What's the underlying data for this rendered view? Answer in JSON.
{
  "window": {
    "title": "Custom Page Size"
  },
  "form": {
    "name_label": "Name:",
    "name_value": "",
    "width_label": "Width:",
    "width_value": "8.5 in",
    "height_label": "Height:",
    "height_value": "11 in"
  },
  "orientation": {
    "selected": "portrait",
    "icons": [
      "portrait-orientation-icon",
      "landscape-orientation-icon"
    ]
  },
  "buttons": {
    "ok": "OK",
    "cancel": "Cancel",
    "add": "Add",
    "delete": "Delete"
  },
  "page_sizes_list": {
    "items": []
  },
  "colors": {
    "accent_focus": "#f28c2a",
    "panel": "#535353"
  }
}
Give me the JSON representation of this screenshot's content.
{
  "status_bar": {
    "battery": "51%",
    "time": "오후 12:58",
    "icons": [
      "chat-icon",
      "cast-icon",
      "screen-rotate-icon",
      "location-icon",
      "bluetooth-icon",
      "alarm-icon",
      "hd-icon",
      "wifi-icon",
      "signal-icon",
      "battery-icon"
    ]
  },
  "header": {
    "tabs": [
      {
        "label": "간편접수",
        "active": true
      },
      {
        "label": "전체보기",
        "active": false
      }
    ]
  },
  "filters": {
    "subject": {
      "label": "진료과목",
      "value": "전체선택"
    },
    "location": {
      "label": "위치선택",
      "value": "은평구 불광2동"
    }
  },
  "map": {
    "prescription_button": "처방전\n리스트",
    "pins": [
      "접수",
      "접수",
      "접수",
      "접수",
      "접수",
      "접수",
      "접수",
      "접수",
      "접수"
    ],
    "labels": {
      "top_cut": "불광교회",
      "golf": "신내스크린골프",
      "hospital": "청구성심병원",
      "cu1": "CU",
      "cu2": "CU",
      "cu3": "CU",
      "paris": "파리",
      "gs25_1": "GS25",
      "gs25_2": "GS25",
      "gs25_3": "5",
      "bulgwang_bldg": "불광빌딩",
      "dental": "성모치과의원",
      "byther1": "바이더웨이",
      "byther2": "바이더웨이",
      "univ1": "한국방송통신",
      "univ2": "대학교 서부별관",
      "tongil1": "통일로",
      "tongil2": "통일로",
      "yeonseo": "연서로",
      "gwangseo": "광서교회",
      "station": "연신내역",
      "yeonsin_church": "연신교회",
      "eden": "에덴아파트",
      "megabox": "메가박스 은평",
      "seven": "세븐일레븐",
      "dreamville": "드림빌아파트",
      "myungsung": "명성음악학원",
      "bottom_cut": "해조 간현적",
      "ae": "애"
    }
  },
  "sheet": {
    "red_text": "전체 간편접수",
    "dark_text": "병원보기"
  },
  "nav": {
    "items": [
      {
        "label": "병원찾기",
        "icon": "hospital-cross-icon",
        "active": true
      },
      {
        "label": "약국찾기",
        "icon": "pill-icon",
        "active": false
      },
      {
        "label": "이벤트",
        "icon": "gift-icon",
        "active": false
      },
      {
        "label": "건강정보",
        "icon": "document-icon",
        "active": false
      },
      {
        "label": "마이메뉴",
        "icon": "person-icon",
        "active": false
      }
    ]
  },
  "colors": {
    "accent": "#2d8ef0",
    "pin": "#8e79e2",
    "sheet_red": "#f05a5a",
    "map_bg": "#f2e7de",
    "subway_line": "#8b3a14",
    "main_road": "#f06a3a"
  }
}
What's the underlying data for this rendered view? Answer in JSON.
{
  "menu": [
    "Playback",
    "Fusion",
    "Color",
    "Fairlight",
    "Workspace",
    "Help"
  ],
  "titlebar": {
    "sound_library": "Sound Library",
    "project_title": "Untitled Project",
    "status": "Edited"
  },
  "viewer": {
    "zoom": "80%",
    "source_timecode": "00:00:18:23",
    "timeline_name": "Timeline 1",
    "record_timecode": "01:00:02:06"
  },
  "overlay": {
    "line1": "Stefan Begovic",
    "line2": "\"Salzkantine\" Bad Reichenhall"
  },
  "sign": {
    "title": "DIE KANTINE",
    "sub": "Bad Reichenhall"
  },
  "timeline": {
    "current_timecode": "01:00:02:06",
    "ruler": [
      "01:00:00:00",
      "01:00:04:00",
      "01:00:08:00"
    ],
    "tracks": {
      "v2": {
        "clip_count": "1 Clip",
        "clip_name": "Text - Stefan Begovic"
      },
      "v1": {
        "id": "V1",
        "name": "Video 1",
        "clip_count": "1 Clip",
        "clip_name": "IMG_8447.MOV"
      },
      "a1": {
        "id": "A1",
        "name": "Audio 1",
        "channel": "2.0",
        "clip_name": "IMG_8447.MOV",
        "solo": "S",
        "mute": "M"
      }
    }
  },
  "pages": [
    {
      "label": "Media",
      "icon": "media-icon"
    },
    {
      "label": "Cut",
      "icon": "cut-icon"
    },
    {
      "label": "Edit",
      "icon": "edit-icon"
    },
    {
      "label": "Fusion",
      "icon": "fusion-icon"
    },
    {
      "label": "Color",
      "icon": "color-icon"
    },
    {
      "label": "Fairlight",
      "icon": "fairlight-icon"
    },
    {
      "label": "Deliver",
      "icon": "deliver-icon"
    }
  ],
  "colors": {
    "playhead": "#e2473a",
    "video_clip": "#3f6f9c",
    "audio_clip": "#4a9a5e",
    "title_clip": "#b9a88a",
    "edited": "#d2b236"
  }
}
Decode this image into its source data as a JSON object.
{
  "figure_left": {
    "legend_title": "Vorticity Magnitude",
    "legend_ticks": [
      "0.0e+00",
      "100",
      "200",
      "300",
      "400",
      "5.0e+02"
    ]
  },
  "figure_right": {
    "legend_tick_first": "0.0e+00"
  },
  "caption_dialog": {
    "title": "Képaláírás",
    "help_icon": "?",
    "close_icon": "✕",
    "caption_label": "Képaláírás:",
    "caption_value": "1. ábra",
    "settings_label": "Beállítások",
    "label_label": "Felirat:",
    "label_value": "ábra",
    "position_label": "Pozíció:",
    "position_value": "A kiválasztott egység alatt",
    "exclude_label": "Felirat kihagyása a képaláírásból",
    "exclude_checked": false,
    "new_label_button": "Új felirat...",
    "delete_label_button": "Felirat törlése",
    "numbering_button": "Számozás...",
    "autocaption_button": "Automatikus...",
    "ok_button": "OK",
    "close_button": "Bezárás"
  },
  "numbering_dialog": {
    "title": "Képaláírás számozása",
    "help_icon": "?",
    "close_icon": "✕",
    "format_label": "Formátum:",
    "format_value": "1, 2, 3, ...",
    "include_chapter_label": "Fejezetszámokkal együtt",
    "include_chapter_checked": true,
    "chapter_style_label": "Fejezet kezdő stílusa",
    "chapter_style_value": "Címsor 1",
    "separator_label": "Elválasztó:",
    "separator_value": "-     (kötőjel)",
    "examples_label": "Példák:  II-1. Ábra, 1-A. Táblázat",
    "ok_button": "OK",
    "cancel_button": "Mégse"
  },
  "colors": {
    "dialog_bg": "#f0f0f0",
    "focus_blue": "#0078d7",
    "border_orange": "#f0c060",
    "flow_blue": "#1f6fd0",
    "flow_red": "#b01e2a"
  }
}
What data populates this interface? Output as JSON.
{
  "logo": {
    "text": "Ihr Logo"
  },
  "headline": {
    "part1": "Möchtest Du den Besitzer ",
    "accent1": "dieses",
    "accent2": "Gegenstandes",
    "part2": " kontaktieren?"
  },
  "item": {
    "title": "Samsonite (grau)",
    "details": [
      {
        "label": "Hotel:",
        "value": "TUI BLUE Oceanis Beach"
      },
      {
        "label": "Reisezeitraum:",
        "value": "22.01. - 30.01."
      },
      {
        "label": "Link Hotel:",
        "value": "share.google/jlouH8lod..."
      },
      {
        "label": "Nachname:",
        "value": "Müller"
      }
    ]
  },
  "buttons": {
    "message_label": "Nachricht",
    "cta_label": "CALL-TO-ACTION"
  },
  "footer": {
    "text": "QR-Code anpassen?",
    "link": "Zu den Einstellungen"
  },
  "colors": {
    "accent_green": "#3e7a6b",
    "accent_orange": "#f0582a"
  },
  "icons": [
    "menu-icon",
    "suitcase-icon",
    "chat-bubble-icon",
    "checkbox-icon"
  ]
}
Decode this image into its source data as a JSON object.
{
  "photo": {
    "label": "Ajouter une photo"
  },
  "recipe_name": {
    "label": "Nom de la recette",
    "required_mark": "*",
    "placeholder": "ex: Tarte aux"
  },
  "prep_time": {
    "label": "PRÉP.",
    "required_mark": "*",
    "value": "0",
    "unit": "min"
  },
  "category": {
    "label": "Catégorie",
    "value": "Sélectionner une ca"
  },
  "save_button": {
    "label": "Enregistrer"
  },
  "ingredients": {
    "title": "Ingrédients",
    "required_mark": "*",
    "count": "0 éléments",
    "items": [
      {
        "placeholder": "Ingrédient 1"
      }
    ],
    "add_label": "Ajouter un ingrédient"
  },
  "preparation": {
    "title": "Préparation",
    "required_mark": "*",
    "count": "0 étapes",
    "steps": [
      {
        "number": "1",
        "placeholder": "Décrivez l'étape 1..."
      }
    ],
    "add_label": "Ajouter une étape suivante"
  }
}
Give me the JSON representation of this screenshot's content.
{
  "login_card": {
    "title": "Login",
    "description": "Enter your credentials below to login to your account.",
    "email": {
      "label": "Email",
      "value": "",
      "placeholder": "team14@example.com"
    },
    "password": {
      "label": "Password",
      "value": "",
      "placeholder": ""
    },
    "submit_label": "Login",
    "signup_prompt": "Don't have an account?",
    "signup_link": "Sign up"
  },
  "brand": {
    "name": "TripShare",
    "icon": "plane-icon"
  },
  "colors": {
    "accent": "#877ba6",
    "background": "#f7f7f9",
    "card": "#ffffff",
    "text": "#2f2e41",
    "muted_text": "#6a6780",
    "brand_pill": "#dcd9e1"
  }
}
====================
Aim
Look through the records and gather each line with the word "Stefan".

Written answer
    "line1": "Stefan Begovic",
        "clip_name": "Text - Stefan Begovic"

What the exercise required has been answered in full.